-- BEGIN Supplied material --

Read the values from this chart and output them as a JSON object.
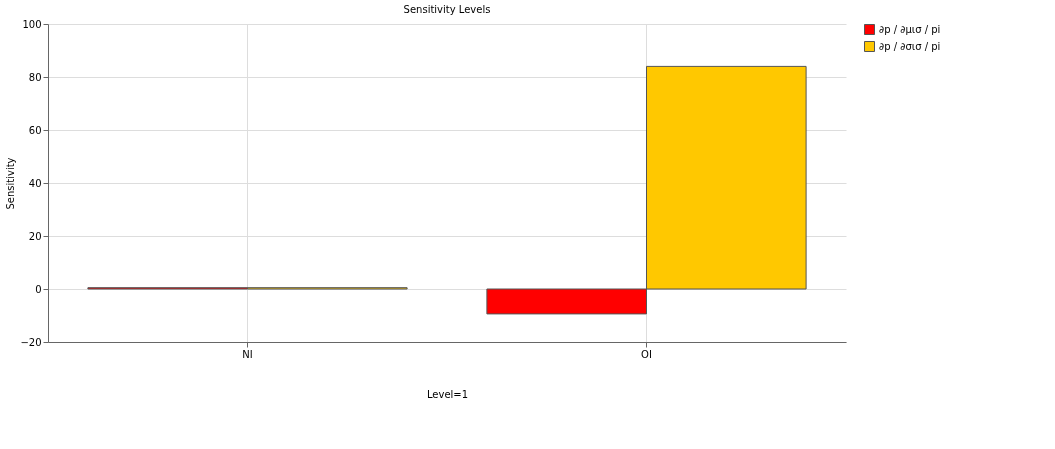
{
  "chart_data": {
    "type": "bar",
    "title": "Sensitivity Levels",
    "xlabel": "Level=1",
    "ylabel": "Sensitivity",
    "categories": [
      "NI",
      "OI"
    ],
    "series": [
      {
        "name": "∂p / ∂μισ / pi",
        "color": "#ff0000",
        "values": [
          0.5,
          -9.4
        ]
      },
      {
        "name": "∂p / ∂σισ / pi",
        "color": "#ffc800",
        "values": [
          0.5,
          84
        ]
      }
    ],
    "ylim": [
      -20,
      100
    ],
    "yticks": [
      -20,
      0,
      20,
      40,
      60,
      80,
      100
    ],
    "grid": true,
    "legend": "right"
  }
}
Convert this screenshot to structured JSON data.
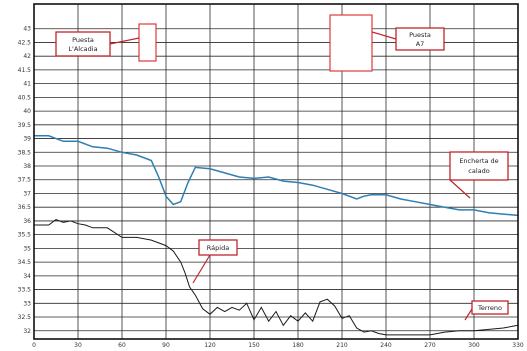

-- END Supplied material --

### Objective
Transcribe every record above exactly as written, leaving out any pictures.

### Solution
Read the values from this chart and output them as a JSON object.
{
  "chart_data": {
    "type": "bar",
    "title": "Sensitivity Levels",
    "xlabel": "Level=1",
    "ylabel": "Sensitivity",
    "categories": [
      "NI",
      "OI"
    ],
    "series": [
      {
        "name": "∂p / ∂μισ / pi",
        "color": "#ff0000",
        "values": [
          0.5,
          -9.4
        ]
      },
      {
        "name": "∂p / ∂σισ / pi",
        "color": "#ffc800",
        "values": [
          0.5,
          84
        ]
      }
    ],
    "ylim": [
      -20,
      100
    ],
    "yticks": [
      -20,
      0,
      20,
      40,
      60,
      80,
      100
    ],
    "grid": true,
    "legend": "right"
  }
}
Convert this screenshot to structured JSON data.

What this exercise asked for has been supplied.